Print all of the data exactly.

─── STORED RECORDS

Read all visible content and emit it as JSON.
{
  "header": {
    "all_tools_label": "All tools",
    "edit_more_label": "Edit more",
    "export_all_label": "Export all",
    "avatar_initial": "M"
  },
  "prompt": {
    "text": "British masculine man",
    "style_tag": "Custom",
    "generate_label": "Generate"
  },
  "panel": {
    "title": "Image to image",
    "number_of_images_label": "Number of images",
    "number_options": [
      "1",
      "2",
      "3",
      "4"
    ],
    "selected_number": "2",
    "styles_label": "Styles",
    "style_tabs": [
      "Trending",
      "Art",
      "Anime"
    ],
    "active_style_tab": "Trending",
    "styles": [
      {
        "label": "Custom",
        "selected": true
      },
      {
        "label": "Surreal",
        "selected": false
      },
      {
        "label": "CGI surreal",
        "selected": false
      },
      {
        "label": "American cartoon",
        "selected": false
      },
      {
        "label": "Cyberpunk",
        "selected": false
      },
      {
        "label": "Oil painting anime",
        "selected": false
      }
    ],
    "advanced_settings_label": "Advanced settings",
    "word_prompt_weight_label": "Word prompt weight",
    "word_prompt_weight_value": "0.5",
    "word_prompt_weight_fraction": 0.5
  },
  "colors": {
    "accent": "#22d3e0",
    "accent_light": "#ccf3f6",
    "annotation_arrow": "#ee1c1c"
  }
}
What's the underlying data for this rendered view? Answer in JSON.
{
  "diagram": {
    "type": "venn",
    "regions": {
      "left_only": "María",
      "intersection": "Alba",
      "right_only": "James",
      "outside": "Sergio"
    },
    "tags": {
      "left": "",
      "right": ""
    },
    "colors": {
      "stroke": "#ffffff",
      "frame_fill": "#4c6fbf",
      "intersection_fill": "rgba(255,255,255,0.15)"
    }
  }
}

──────

TASK ANSWER:
Read all visible content and emit it as JSON.
{
  "header": {
    "all_tools_label": "All tools",
    "edit_more_label": "Edit more",
    "export_all_label": "Export all",
    "avatar_initial": "M"
  },
  "prompt": {
    "text": "British masculine man",
    "style_tag": "Custom",
    "generate_label": "Generate"
  },
  "panel": {
    "title": "Image to image",
    "number_of_images_label": "Number of images",
    "number_options": [
      "1",
      "2",
      "3",
      "4"
    ],
    "selected_number": "2",
    "styles_label": "Styles",
    "style_tabs": [
      "Trending",
      "Art",
      "Anime"
    ],
    "active_style_tab": "Trending",
    "styles": [
      {
        "label": "Custom",
        "selected": true
      },
      {
        "label": "Surreal",
        "selected": false
      },
      {
        "label": "CGI surreal",
        "selected": false
      },
      {
        "label": "American cartoon",
        "selected": false
      },
      {
        "label": "Cyberpunk",
        "selected": false
      },
      {
        "label": "Oil painting anime",
        "selected": false
      }
    ],
    "advanced_settings_label": "Advanced settings",
    "word_prompt_weight_label": "Word prompt weight",
    "word_prompt_weight_value": "0.5",
    "word_prompt_weight_fraction": 0.5
  },
  "colors": {
    "accent": "#22d3e0",
    "accent_light": "#ccf3f6",
    "annotation_arrow": "#ee1c1c"
  }
}
What's the underlying data for this rendered view? Answer in JSON.
{
  "diagram": {
    "type": "venn",
    "regions": {
      "left_only": "María",
      "intersection": "Alba",
      "right_only": "James",
      "outside": "Sergio"
    },
    "tags": {
      "left": "",
      "right": ""
    },
    "colors": {
      "stroke": "#ffffff",
      "frame_fill": "#4c6fbf",
      "intersection_fill": "rgba(255,255,255,0.15)"
    }
  }
}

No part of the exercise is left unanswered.